Passage provided:
----------

First fit: The first hole that is large enough is allocated. Searching for the holes
starts from the beginning of the set of holes or from where the previous first fit
search ended.
Next Fit:
Best fit: The smallest hole that is big enough to accommodate the incoming
process is allocated. If the available holes are ordered, then the searching can be
reduced.
Worst fit: The largest of the available holes is allocated.
Note: Solve Example based on fixed partition and variable partition using above algo.
Example:
First and best fits decrease time and storage utilization. First fit is generally faster.
Fragmentation
The disadvantage of contiguous memory allocation is fragmentation. There are two types of
fragmentation, namely, internal fragmentation and External fragmentation.
Internal fragmentation
When memory is free internally, that is inside a process but it cannot be used, we call that fragment
as internal fragment. For example say a hole of size 18464 bytes is available. Let the size of the
process be 18462. If the hole is allocated to this process, then two bytes are left which is not used.
These two bytes which cannot be used forms the internal fragmentation. The worst part of it is that
the overhead to maintain these two bytes is more than two bytes.
External fragmentation
All the three dynamic storage allocation methods discussed above suffer external fragmentation.

----------

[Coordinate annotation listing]
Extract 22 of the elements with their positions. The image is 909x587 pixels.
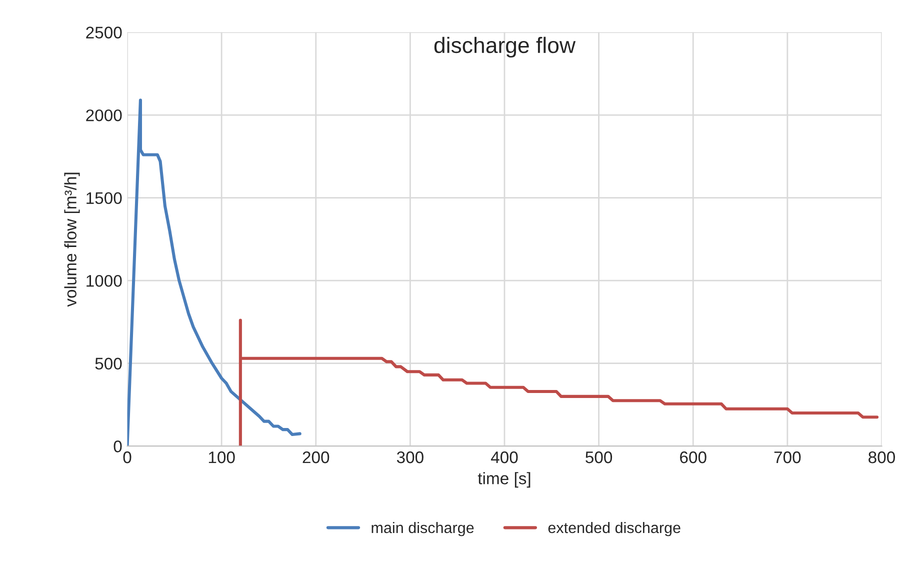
y-axis-title: volume flow [m³/h] (64, 172, 80, 307)
x-tick-label: 600 (680, 451, 706, 464)
legend-label: main discharge (372, 522, 474, 536)
y-tick-label: 0 (114, 440, 122, 452)
x-tick-label: 0 (123, 451, 132, 464)
x-tick-label: 500 (586, 451, 612, 464)
x-tick-label: 100 (208, 451, 235, 464)
line-series (238, 318, 879, 446)
line-series (127, 98, 302, 446)
legend-label: extended discharge (548, 522, 680, 536)
y-tick-label: 1000 (86, 274, 122, 287)
y-tick-label: 2500 (86, 26, 122, 38)
x-tick-label: 200 (302, 451, 330, 464)
y-tick-label: 500 (95, 358, 122, 370)
x-tick-label: 700 (774, 451, 801, 464)
y-tick-label: 2000 (86, 109, 122, 122)
x-tick-label: 800 (868, 451, 895, 464)
x-tick-label: 400 (490, 451, 518, 464)
x-tick-label: 300 (396, 451, 424, 464)
chart-title: discharge flow (434, 36, 576, 58)
y-tick-label: 1500 (86, 192, 122, 204)
x-axis-title: time [s] (478, 472, 530, 488)
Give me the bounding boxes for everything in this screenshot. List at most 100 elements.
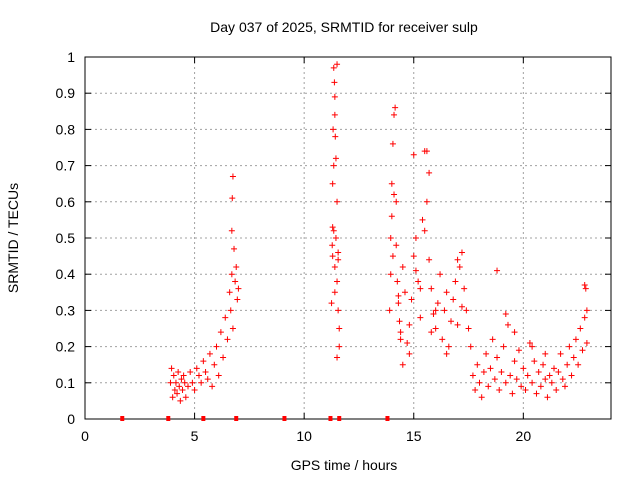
data-point [469, 372, 476, 379]
zero-marker [120, 416, 125, 421]
y-tick-label: 0.9 [56, 85, 76, 101]
data-point [461, 285, 468, 292]
data-point [386, 307, 393, 314]
data-point [540, 361, 547, 368]
data-point [515, 347, 522, 354]
data-point [463, 307, 470, 314]
data-point [544, 394, 551, 401]
x-tick-label: 20 [516, 428, 532, 444]
data-point [329, 242, 336, 249]
data-point [531, 358, 538, 365]
data-point [228, 227, 235, 234]
data-point [559, 376, 566, 383]
data-point [408, 296, 415, 303]
data-point [401, 289, 408, 296]
data-point [441, 307, 448, 314]
data-point [217, 329, 224, 336]
data-point [204, 376, 211, 383]
data-point [410, 253, 417, 260]
data-point [502, 311, 509, 318]
zero-marker [328, 416, 333, 421]
data-point [180, 372, 187, 379]
data-points [167, 61, 590, 404]
data-point [421, 227, 428, 234]
data-point [167, 379, 174, 386]
data-point [213, 343, 220, 350]
data-point [467, 343, 474, 350]
data-point [334, 278, 341, 285]
data-point [583, 339, 590, 346]
data-point [465, 325, 472, 332]
data-point [389, 140, 396, 147]
data-point [178, 376, 185, 383]
data-point [193, 365, 200, 372]
data-point [546, 372, 553, 379]
data-point [548, 379, 555, 386]
data-point [428, 329, 435, 336]
y-tick-label: 0.7 [56, 158, 76, 174]
tick-layer [84, 56, 611, 420]
data-point [474, 361, 481, 368]
data-point [388, 213, 395, 220]
data-point [454, 256, 461, 263]
data-point [443, 289, 450, 296]
data-point [228, 271, 235, 278]
data-point [169, 394, 176, 401]
data-point [391, 191, 398, 198]
data-point [483, 350, 490, 357]
y-tick-label: 0.2 [56, 339, 76, 355]
data-point [511, 329, 518, 336]
data-point [172, 379, 179, 386]
data-point [568, 372, 575, 379]
data-point [570, 354, 577, 361]
data-point [579, 347, 586, 354]
data-point [553, 387, 560, 394]
data-point [170, 372, 177, 379]
data-point [177, 397, 184, 404]
data-point [412, 235, 419, 241]
data-point [209, 383, 216, 390]
data-point [417, 285, 424, 292]
data-point [393, 242, 400, 249]
data-point [330, 162, 337, 169]
data-point [557, 350, 564, 357]
data-point [329, 253, 336, 260]
data-point [526, 339, 533, 346]
data-point [454, 321, 461, 328]
data-point [487, 365, 494, 372]
data-point [198, 379, 205, 386]
data-point [575, 361, 582, 368]
y-tick-label: 0.3 [56, 302, 76, 318]
zero-marker [282, 416, 287, 421]
x-tick-label: 0 [81, 428, 89, 444]
data-point [331, 263, 338, 270]
data-point [423, 148, 430, 155]
data-point [423, 198, 430, 205]
data-point [189, 379, 196, 386]
data-point [399, 263, 406, 270]
data-point [458, 249, 465, 256]
data-point [227, 307, 234, 314]
y-tick-label: 0.1 [56, 375, 76, 391]
data-point [412, 267, 419, 274]
data-point [396, 318, 403, 325]
data-point [229, 195, 236, 202]
data-point [432, 307, 439, 314]
data-point [175, 368, 182, 375]
data-point [330, 227, 337, 234]
data-point [334, 198, 341, 205]
data-point [328, 300, 335, 307]
data-point [439, 336, 446, 343]
data-point [542, 376, 549, 383]
x-tick-label: 15 [406, 428, 422, 444]
data-point [404, 339, 411, 346]
data-point [331, 111, 338, 118]
data-point [235, 285, 242, 292]
data-point [224, 336, 231, 343]
data-point [331, 79, 338, 86]
data-point [410, 151, 417, 158]
data-point [391, 111, 398, 118]
data-point [494, 267, 501, 274]
y-tick-labels: 0 0.1 0.2 0.3 0.4 0.5 0.6 0.7 0.8 0.9 1 [56, 49, 76, 427]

----------

Directive A: Please repeat the memory allocation notes between "First fit: The" and "and External fragmentation.", inclusive, substituting "assigned" for "allocated".
Directive B: According to the memory allocation notes, which fit is generally faster?

Answer A:
First fit: The first hole that is large enough is assigned. Searching for the holes
starts from the beginning of the set of holes or from where the previous first fit
search ended.
Next Fit:
Best fit: The smallest hole that is big enough to accommodate the incoming
process is assigned. If the available holes are ordered, then the searching can be
reduced.
Worst fit: The largest of the available holes is assigned.
Note: Solve Example based on fixed partition and variable partition using above algo.
Example:
First and best fits decrease time and storage utilization. First fit is generally faster.
Fragmentation
The disadvantage of contiguous memory allocation is fragmentation. There are two types of
fragmentation, namely, internal fragmentation and External fragmentation.

Answer B: First fit.